Recently you must have heard the name ‘Circuit Breaker’ in the news very often. On the back of the UPA government in India winning the elections, Nifty & Sensex touched their circuit filter of 10% within few seconds of opening and the trading was halted. In fact, the indices again triggered circuit breakers after the trading resumed and consequently the trading was suspended for the rest of the day.

So What is Circuit Breaker & How does it Work? -

Well, to avoid abnormal fluctuations in the share prices and index, circuit breakers are applied. According to the SEBI guidelines, stocks and indices can trade between a price band. During the day if prices of shares or the index fluctuates abnormally and touches either the high or low price bands, the trading halts.

This is how it works…

In case of the major indices – Nifty & Sensex – the duration of trading halt depends upon the quantum of the fluctuation and timing i.e. what time of the day such fluctuations take place. Circuit breakers apply in 3 levels – 10%, 15% and 20%. A fluctuation of 20% or above during the day in these indices halts the trading for the rest of the day.

== JOBS ==
1) Decide whether each statement below agrees with the circuit breaker passage, answering yes or no and quoting the passage's deciding words exactly. (a) Circuit breakers apply in three levels. (b) After trading resumed, the indices did not trigger circuit breakers again. (c) For Nifty and Sensex, the duration of a trading halt depends only on the size of the fluctuation.
2) Transcribe from the circuit breaker passage the part that opens with the words containing "Recently you must" and closes with "suspended for the rest of the day.".
3) Go on with the circuit breaker passage from the point where it stops.

== DATASET RECORDS ==
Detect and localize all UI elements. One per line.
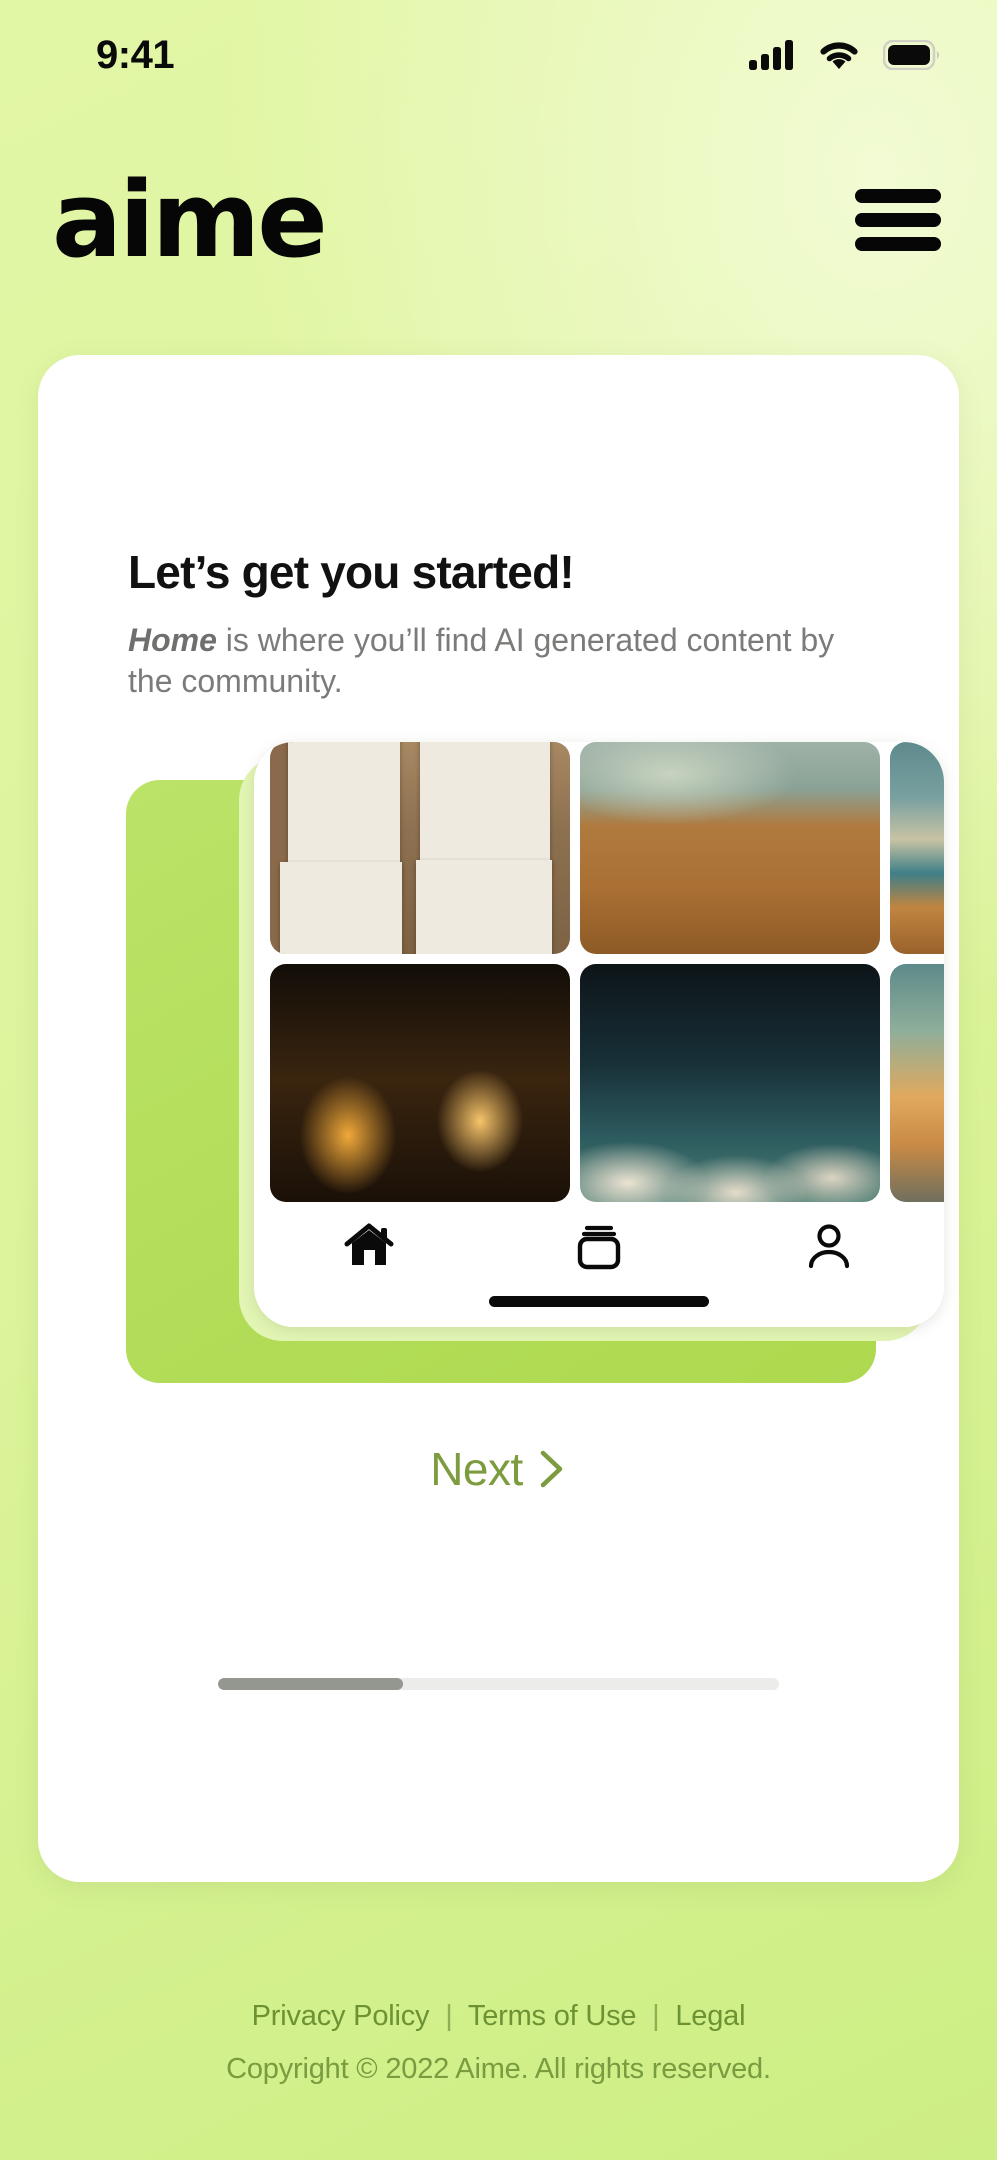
footer-separator-1: |: [445, 2000, 453, 2032]
footer: Privacy Policy | Terms of Use | Legal Co…: [0, 2000, 997, 2086]
gallery-tile-sunset[interactable]: [890, 964, 944, 1202]
progress-bar-fill: [218, 1678, 404, 1690]
gallery-grid: [262, 742, 944, 1202]
gallery-tile-glowing-crowd[interactable]: [270, 964, 570, 1202]
footer-separator-2: |: [652, 2000, 660, 2032]
home-indicator-bar: [489, 1296, 709, 1307]
nav-item-profile[interactable]: [714, 1221, 944, 1271]
page-title: Let’s get you started!: [128, 546, 575, 598]
gallery-tile-desert-dunes[interactable]: [580, 742, 880, 954]
status-bar-icons: [749, 39, 941, 71]
home-icon: [344, 1223, 394, 1265]
app-screen: 9:41 aime Let’s get you started! Home is…: [0, 0, 997, 2160]
card-stack-icon: [577, 1225, 621, 1270]
footer-links: Privacy Policy | Terms of Use | Legal: [0, 2000, 997, 2033]
aime-logo[interactable]: aime: [52, 168, 328, 272]
status-bar-clock: 9:41: [96, 32, 175, 77]
gallery-tile-cloud-sky[interactable]: [580, 964, 880, 1202]
phone-mockup: [254, 742, 944, 1327]
nav-item-collections[interactable]: [484, 1221, 714, 1271]
legal-link[interactable]: Legal: [675, 2000, 745, 2032]
progress-bar-track[interactable]: [218, 1678, 779, 1690]
hamburger-menu-icon[interactable]: [855, 189, 941, 251]
gallery-tile-dune-lake[interactable]: [890, 742, 944, 954]
nav-icon-row: [254, 1216, 944, 1276]
nav-item-home[interactable]: [254, 1222, 484, 1270]
onboarding-card: Let’s get you started! Home is where you…: [38, 355, 959, 1882]
person-icon: [808, 1224, 850, 1269]
status-bar: 9:41: [0, 0, 997, 110]
description-emphasis: Home: [128, 622, 217, 658]
menu-bar-3: [855, 237, 941, 251]
menu-bar-1: [855, 189, 941, 203]
battery-full-icon: [883, 40, 939, 70]
privacy-policy-link[interactable]: Privacy Policy: [252, 2000, 430, 2032]
menu-bar-2: [855, 213, 941, 227]
wifi-icon: [820, 42, 858, 69]
next-button-label: Next: [430, 1443, 523, 1495]
next-button[interactable]: Next: [38, 1442, 959, 1496]
page-description: Home is where you’ll find AI generated c…: [128, 620, 868, 702]
gallery-tile-canvas-frames[interactable]: [270, 742, 570, 954]
app-header: aime: [0, 160, 997, 280]
description-rest: is where you’ll find AI generated conten…: [128, 622, 835, 699]
phone-bottom-nav: [254, 1202, 944, 1327]
phone-preview-illustration: [126, 742, 944, 1383]
cellular-signal-icon: [749, 40, 793, 70]
terms-of-use-link[interactable]: Terms of Use: [468, 2000, 637, 2032]
copyright-text: Copyright © 2022 Aime. All rights reserv…: [226, 2053, 771, 2085]
chevron-right-icon: [540, 1450, 563, 1488]
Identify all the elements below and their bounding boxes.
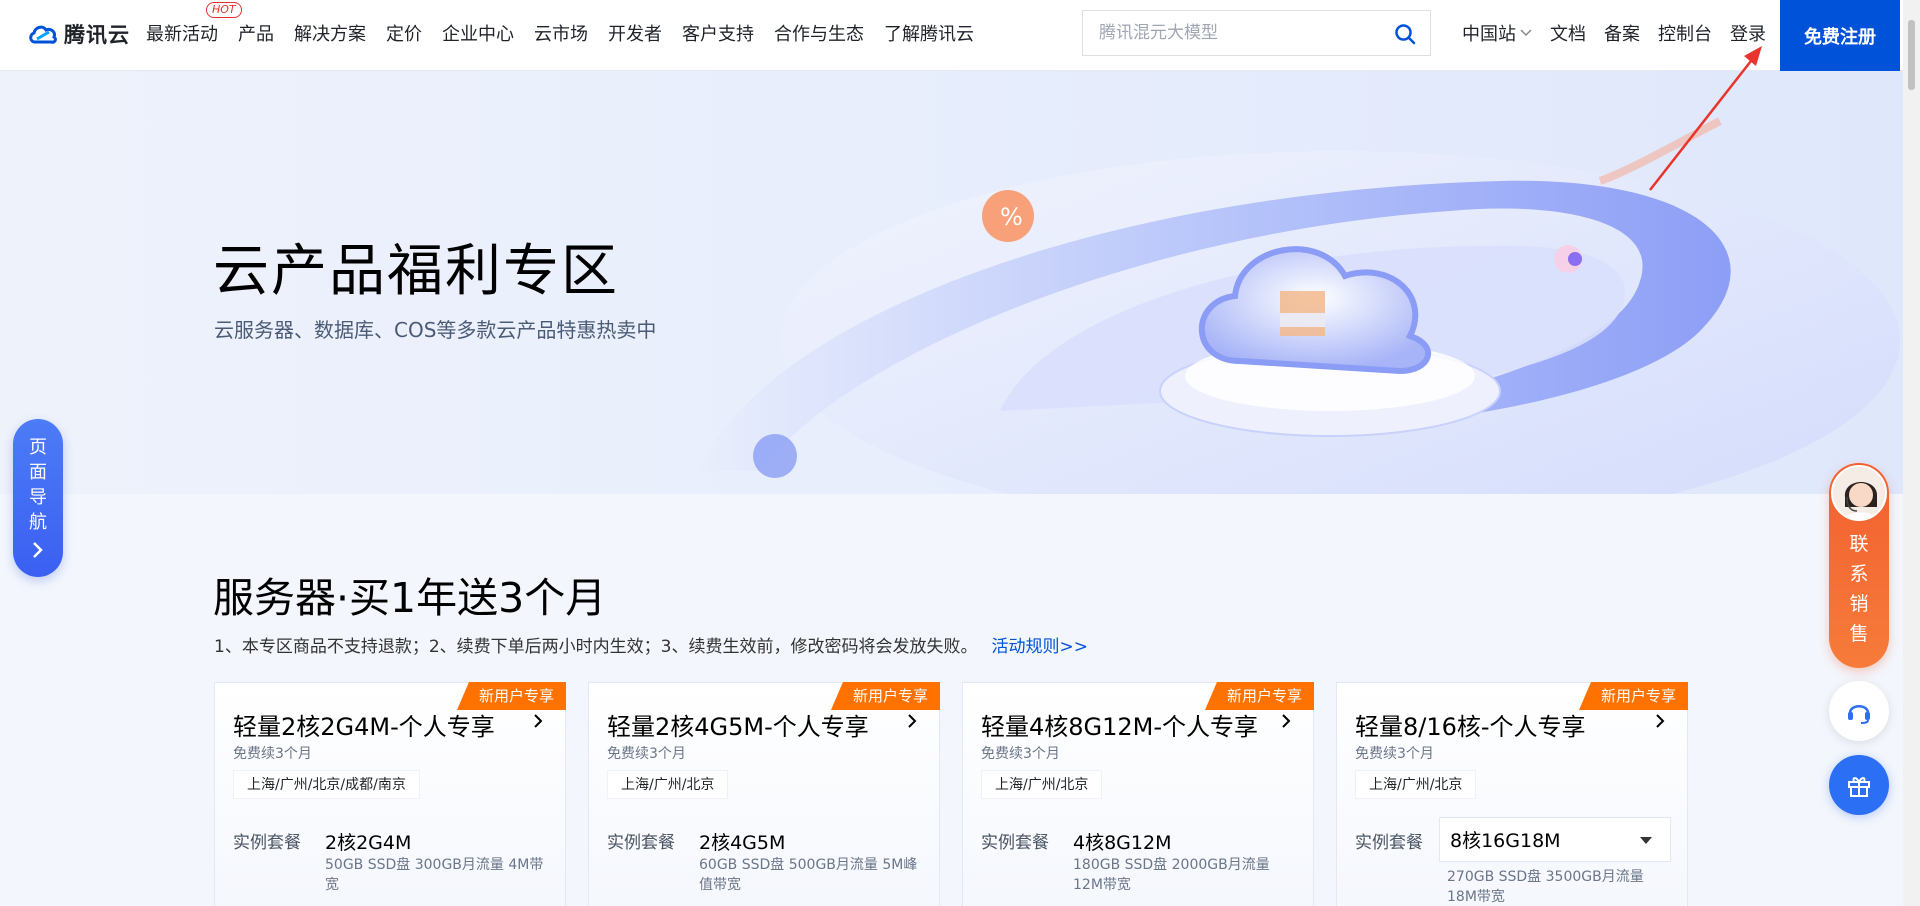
gift-button[interactable] [1829,755,1889,815]
contact-sales-button[interactable]: 联系销售 [1829,463,1889,668]
new-user-badge: 新用户专享 [456,682,566,710]
menu-item-label: 了解腾讯云 [884,24,974,45]
card-region: 上海/广州/北京 [981,770,1103,799]
product-card[interactable]: 新用户专享 轻量2核4G5M-个人专享 免费续3个月 上海/广州/北京 实例套餐… [588,682,940,906]
card-free-renewal: 免费续3个月 [233,746,312,762]
chevron-right-icon[interactable] [1281,713,1291,729]
svg-text:%: % [1000,203,1023,231]
section-title: 服务器·买1年送3个月 [213,574,607,622]
hero-banner: % 云产品福利专区 云服务器、数据库、COS等多款云产品特惠热卖中 [0,71,1903,494]
card-spec-label: 实例套餐 [233,833,301,853]
menu-item-products[interactable]: 产品 [238,20,274,46]
menu-item-pricing[interactable]: 定价 [386,20,422,46]
menu-item-developers[interactable]: 开发者 [608,20,662,46]
card-free-renewal: 免费续3个月 [981,746,1060,762]
region-selector[interactable]: 中国站 [1462,20,1532,46]
new-user-badge: 新用户专享 [1204,682,1314,710]
new-user-badge: 新用户专享 [1578,682,1688,710]
card-free-renewal: 免费续3个月 [1355,746,1434,762]
card-spec-desc: 180GB SSD盘 2000GB月流量 12M带宽 [1073,857,1270,893]
menu-item-label: 最新活动 [146,24,218,45]
main-menu: 最新活动 HOT 产品 解决方案 定价 企业中心 云市场 开发者 客户支持 合作… [146,2,994,46]
brand-name: 腾讯云 [64,23,130,47]
card-spec-desc: 270GB SSD盘 3500GB月流量 18M带宽 [1447,869,1644,905]
chevron-right-icon[interactable] [907,713,917,729]
menu-item-marketplace[interactable]: 云市场 [534,20,588,46]
caret-down-icon [1640,837,1652,844]
card-title: 轻量4核8G12M-个人专享 [981,713,1259,741]
spec-select-value: 8核16G18M [1450,830,1561,852]
region-label: 中国站 [1462,24,1516,45]
menu-item-solutions[interactable]: 解决方案 [294,20,366,46]
menu-item-label: 产品 [238,24,274,45]
scrollbar-thumb[interactable] [1908,20,1915,90]
menu-item-label: 开发者 [608,24,662,45]
menu-item-support[interactable]: 客户支持 [682,20,754,46]
page-scrollbar[interactable] [1903,0,1920,906]
brand-logo[interactable]: 腾讯云 [27,19,130,49]
new-user-badge: 新用户专享 [830,682,940,710]
chevron-right-icon[interactable] [533,713,543,729]
register-button[interactable]: 免费注册 [1780,0,1900,71]
card-region: 上海/广州/北京/成都/南京 [233,770,420,799]
docs-link[interactable]: 文档 [1550,20,1586,46]
card-spec-label: 实例套餐 [981,833,1049,853]
product-card[interactable]: 新用户专享 轻量4核8G12M-个人专享 免费续3个月 上海/广州/北京 实例套… [962,682,1314,906]
chevron-right-icon [33,542,43,558]
top-nav: 腾讯云 最新活动 HOT 产品 解决方案 定价 企业中心 云市场 开发者 客户支… [0,0,1920,71]
product-card[interactable]: 新用户专享 轻量2核2G4M-个人专享 免费续3个月 上海/广州/北京/成都/南… [214,682,566,906]
card-title: 轻量2核2G4M-个人专享 [233,713,495,741]
card-region: 上海/广州/北京 [1355,770,1477,799]
sales-avatar [1831,465,1887,521]
card-spec-value: 2核2G4M [325,832,412,854]
spec-select[interactable]: 8核16G18M [1439,817,1671,862]
card-spec-value: 2核4G5M [699,832,786,854]
section-notes: 1、本专区商品不支持退款；2、续费下单后两小时内生效；3、续费生效前，修改密码将… [214,632,1088,657]
card-title: 轻量8/16核-个人专享 [1355,713,1586,741]
annotation-arrow-icon [1649,46,1762,191]
menu-item-about[interactable]: 了解腾讯云 [884,20,974,46]
card-spec-desc: 50GB SSD盘 300GB月流量 4M带宽 [325,857,544,893]
hot-badge: HOT [206,2,242,18]
banner-title: 云产品福利专区 [213,239,619,304]
contact-sales-label: 联系销售 [1849,533,1869,645]
banner-subtitle: 云服务器、数据库、COS等多款云产品特惠热卖中 [214,318,657,342]
menu-item-partners[interactable]: 合作与生态 [774,20,864,46]
card-region: 上海/广州/北京 [607,770,729,799]
search-box [1082,10,1431,56]
page-nav-label: 页面导航 [29,437,47,533]
customer-support-button[interactable] [1829,681,1889,741]
menu-item-label: 客户支持 [682,24,754,45]
card-spec-value: 4核8G12M [1073,832,1172,854]
card-title: 轻量2核4G5M-个人专享 [607,713,869,741]
headset-icon [1848,705,1870,724]
menu-item-label: 云市场 [534,24,588,45]
page-nav-button[interactable]: 页面导航 [13,419,63,577]
card-spec-label: 实例套餐 [1355,833,1423,853]
menu-item-label: 解决方案 [294,24,366,45]
menu-item-latest-activities[interactable]: 最新活动 HOT [146,2,242,46]
section-notes-text: 1、本专区商品不支持退款；2、续费下单后两小时内生效；3、续费生效前，修改密码将… [214,637,978,657]
menu-item-label: 合作与生态 [774,24,864,45]
cloud-logo-icon [29,25,57,44]
card-spec-desc: 60GB SSD盘 500GB月流量 5M峰值带宽 [699,857,918,893]
product-card[interactable]: 新用户专享 轻量8/16核-个人专享 免费续3个月 上海/广州/北京 实例套餐 … [1336,682,1688,906]
filing-link[interactable]: 备案 [1604,20,1640,46]
search-icon[interactable] [1394,23,1416,49]
card-free-renewal: 免费续3个月 [607,746,686,762]
menu-item-label: 企业中心 [442,24,514,45]
activity-rules-link[interactable]: 活动规则>> [991,637,1088,657]
search-input[interactable] [1099,23,1389,43]
menu-item-label: 定价 [386,24,422,45]
card-spec-label: 实例套餐 [607,833,675,853]
menu-item-enterprise[interactable]: 企业中心 [442,20,514,46]
chevron-down-icon [1520,29,1532,37]
gift-icon [1848,777,1870,797]
chevron-right-icon[interactable] [1655,713,1665,729]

== OUTPUTS FOR THE TASKS ==
1)
(a) Yes: "Circuit breakers apply in 3 levels – 10%, 15% and 20%."
(b) No: "In fact, the indices again triggered circuit breakers after the trading resumed and consequently the trading was suspended for the rest of the day."
(c) No: "the duration of trading halt depends upon the quantum of the fluctuation and timing i.e. what time of the day such fluctuations take place."

2)
Recently you must have heard the name ‘Circuit Breaker’ in the news very often. On the back of the UPA government in India winning the elections, Nifty & Sensex touched their circuit filter of 10% within few seconds of opening and the trading was halted. In fact, the indices again triggered circuit breakers after the trading resumed and consequently the trading was suspended for the rest of the day.

3)
A fluctuation of 15% before 1 pm halts trading for 2 hours. However, if it happens during 1 pm to 2 pm, trading gets suspended for the next one hour. But the trading halts for the whole day if either of the indices fluctuates by 15% after 2 pm.

In case either of these indices touches the price band of 10% till 1 pm, trading halts only for an hour. The trading recommences within half an hour if this happens during 1pm to 2.30 pm and there is no halt in trading if it happens after 2.30 pm.

These percentages – 10%, 15% and 20% – that trigger circuit breaker in the index are calculated on the closing value of the last day of the previous quarter.

As far as Individual stocks are concerned, price bands differ for different stocks and ranges from 2% to 20%.